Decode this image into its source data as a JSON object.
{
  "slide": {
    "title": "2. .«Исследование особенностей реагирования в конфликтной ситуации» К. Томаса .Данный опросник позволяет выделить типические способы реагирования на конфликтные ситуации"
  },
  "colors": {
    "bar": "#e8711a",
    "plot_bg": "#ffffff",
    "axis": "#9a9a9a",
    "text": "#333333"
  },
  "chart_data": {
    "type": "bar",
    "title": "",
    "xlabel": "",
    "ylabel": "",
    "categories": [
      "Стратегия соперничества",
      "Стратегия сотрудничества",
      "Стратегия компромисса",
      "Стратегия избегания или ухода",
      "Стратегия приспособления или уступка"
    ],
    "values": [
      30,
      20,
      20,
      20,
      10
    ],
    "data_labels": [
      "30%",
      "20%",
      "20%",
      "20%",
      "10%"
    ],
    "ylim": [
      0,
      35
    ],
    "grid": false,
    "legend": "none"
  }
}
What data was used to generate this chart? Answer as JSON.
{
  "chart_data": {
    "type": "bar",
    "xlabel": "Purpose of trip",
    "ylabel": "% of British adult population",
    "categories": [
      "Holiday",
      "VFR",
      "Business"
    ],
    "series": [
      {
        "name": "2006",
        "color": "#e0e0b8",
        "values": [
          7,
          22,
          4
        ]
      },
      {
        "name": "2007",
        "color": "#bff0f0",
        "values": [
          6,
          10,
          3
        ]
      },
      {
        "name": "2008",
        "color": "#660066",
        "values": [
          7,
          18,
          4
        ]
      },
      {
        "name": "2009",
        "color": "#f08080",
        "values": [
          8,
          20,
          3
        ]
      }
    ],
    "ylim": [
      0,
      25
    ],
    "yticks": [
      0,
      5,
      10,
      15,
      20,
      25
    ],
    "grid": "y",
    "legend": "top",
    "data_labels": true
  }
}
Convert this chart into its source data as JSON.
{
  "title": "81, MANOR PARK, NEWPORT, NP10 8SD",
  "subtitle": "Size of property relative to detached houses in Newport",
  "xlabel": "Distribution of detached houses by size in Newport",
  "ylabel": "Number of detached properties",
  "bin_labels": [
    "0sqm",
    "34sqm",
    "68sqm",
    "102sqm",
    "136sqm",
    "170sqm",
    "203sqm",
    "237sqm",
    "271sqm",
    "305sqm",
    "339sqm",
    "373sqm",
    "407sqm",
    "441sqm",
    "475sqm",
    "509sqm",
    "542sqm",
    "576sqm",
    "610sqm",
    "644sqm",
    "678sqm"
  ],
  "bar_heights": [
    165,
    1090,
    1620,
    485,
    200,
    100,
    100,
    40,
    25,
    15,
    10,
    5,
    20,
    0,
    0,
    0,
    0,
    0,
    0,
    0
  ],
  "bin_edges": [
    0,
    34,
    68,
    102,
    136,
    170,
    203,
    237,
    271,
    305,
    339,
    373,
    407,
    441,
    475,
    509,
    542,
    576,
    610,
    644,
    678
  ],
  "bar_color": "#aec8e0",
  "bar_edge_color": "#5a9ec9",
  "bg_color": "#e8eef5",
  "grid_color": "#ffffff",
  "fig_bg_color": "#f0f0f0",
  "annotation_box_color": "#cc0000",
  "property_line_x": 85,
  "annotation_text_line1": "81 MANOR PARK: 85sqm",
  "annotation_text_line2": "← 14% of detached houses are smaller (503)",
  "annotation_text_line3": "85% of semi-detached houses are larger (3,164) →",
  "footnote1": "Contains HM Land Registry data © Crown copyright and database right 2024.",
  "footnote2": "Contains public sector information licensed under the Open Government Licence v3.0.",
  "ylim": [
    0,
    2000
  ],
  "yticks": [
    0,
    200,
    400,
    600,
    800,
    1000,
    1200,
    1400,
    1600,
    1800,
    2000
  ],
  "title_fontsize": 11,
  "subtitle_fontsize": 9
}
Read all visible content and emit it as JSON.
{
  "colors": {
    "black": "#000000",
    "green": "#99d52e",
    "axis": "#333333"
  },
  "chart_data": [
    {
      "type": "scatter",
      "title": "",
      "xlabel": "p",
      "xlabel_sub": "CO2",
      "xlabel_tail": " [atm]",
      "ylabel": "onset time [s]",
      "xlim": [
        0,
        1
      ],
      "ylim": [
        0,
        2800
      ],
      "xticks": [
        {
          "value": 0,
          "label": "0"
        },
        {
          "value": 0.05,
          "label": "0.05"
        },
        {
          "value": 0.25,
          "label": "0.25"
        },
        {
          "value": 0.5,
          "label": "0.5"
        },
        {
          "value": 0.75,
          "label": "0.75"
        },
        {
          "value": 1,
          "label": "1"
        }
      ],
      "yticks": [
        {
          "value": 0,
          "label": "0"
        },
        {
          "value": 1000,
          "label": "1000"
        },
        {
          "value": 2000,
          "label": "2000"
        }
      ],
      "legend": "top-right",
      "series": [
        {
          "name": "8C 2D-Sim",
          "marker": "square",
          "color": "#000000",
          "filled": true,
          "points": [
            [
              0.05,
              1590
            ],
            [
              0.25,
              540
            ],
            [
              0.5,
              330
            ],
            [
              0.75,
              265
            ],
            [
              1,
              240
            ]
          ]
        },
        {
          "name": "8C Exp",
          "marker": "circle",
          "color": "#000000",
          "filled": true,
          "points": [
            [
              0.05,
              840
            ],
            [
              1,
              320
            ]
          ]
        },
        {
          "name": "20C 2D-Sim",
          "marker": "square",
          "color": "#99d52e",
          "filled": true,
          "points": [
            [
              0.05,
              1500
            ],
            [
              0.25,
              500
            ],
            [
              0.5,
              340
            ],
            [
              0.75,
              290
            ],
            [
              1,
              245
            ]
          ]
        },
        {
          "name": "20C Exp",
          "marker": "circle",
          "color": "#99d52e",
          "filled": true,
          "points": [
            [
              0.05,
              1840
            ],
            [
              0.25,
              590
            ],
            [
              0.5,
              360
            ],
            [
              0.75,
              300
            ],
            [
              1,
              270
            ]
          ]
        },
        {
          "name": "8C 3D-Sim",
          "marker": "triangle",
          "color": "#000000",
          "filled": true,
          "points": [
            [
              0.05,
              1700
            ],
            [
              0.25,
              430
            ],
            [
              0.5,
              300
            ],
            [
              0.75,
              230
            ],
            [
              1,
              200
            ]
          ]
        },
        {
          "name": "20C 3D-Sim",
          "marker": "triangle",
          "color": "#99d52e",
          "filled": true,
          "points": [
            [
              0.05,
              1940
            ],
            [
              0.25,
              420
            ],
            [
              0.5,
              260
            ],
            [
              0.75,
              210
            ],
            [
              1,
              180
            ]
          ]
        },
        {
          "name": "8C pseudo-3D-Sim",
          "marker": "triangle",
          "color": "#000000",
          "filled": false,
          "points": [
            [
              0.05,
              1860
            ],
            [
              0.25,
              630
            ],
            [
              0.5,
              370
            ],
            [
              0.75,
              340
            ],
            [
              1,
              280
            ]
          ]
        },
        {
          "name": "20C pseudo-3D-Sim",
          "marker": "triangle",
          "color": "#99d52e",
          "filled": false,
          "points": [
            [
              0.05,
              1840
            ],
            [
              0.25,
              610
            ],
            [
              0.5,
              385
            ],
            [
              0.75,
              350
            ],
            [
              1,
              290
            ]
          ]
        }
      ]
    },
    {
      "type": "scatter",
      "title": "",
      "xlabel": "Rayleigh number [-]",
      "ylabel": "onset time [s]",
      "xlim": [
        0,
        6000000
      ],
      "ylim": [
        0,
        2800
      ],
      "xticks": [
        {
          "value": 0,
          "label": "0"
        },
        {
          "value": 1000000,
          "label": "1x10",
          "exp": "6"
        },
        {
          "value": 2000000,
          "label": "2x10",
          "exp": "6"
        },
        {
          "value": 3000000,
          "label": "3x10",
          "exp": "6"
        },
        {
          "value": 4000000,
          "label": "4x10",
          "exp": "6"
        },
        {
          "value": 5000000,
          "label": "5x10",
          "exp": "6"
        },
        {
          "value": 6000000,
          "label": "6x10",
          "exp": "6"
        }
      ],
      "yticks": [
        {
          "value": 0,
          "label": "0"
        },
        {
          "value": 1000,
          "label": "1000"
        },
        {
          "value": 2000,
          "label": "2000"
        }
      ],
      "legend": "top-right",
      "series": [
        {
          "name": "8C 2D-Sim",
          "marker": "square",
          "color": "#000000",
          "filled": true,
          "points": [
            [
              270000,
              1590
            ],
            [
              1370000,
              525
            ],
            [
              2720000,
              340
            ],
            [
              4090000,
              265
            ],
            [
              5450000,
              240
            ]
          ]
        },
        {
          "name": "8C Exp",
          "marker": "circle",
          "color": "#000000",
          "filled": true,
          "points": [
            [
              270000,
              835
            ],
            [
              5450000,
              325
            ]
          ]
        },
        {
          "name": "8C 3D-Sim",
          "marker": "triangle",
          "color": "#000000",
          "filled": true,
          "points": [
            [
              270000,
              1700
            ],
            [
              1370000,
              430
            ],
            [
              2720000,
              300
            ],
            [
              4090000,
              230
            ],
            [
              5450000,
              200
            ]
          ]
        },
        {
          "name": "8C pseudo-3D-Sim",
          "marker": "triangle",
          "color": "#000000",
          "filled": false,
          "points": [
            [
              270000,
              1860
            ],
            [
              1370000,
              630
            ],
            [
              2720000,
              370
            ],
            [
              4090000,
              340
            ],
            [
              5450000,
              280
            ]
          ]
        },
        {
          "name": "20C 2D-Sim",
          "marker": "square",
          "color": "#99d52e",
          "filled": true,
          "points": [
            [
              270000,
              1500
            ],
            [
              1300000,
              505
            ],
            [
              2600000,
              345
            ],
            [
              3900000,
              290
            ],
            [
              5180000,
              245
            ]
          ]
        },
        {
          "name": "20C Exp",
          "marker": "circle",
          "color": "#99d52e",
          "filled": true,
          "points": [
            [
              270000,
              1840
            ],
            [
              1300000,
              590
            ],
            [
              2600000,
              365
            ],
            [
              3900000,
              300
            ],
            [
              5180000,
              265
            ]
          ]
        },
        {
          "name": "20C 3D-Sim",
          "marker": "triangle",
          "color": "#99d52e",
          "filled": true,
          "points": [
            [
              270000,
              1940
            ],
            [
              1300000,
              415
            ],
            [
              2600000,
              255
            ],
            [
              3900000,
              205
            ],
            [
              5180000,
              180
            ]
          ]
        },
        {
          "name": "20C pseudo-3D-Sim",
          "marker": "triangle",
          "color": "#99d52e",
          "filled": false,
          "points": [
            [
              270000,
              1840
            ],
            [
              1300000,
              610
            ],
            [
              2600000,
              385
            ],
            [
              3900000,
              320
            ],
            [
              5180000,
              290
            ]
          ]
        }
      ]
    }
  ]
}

:: Problem description ::
Return every line above that contains the word "Стратегия".

:: Solution to this exercise ::
      "Стратегия соперничества",
      "Стратегия сотрудничества",
      "Стратегия компромисса",
      "Стратегия избегания или ухода",
      "Стратегия приспособления или уступка"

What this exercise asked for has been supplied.